(Exercise):
Here are some records; return them all exactly.

(Material for this exercise):
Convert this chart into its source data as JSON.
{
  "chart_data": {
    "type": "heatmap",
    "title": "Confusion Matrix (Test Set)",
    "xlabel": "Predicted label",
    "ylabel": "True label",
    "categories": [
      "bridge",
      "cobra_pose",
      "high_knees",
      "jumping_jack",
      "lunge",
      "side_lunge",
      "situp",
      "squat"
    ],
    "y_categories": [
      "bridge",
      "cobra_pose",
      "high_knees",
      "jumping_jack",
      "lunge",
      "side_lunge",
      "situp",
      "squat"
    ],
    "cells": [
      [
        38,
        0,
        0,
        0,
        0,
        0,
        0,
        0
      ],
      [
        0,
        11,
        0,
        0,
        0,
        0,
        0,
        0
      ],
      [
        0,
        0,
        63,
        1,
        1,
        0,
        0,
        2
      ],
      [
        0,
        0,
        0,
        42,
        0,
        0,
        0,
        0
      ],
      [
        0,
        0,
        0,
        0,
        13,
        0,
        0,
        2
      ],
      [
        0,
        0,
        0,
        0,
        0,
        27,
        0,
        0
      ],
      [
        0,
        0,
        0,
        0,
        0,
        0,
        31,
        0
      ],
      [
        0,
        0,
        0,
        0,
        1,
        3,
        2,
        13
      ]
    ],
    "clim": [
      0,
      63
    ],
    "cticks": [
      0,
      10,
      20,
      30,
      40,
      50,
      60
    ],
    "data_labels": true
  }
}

(The result):
Convert this chart into its source data as JSON.
{
  "chart_data": {
    "type": "heatmap",
    "title": "Confusion Matrix (Test Set)",
    "xlabel": "Predicted label",
    "ylabel": "True label",
    "categories": [
      "bridge",
      "cobra_pose",
      "high_knees",
      "jumping_jack",
      "lunge",
      "side_lunge",
      "situp",
      "squat"
    ],
    "y_categories": [
      "bridge",
      "cobra_pose",
      "high_knees",
      "jumping_jack",
      "lunge",
      "side_lunge",
      "situp",
      "squat"
    ],
    "cells": [
      [
        38,
        0,
        0,
        0,
        0,
        0,
        0,
        0
      ],
      [
        0,
        11,
        0,
        0,
        0,
        0,
        0,
        0
      ],
      [
        0,
        0,
        63,
        1,
        1,
        0,
        0,
        2
      ],
      [
        0,
        0,
        0,
        42,
        0,
        0,
        0,
        0
      ],
      [
        0,
        0,
        0,
        0,
        13,
        0,
        0,
        2
      ],
      [
        0,
        0,
        0,
        0,
        0,
        27,
        0,
        0
      ],
      [
        0,
        0,
        0,
        0,
        0,
        0,
        31,
        0
      ],
      [
        0,
        0,
        0,
        0,
        1,
        3,
        2,
        13
      ]
    ],
    "clim": [
      0,
      63
    ],
    "cticks": [
      0,
      10,
      20,
      30,
      40,
      50,
      60
    ],
    "data_labels": true
  }
}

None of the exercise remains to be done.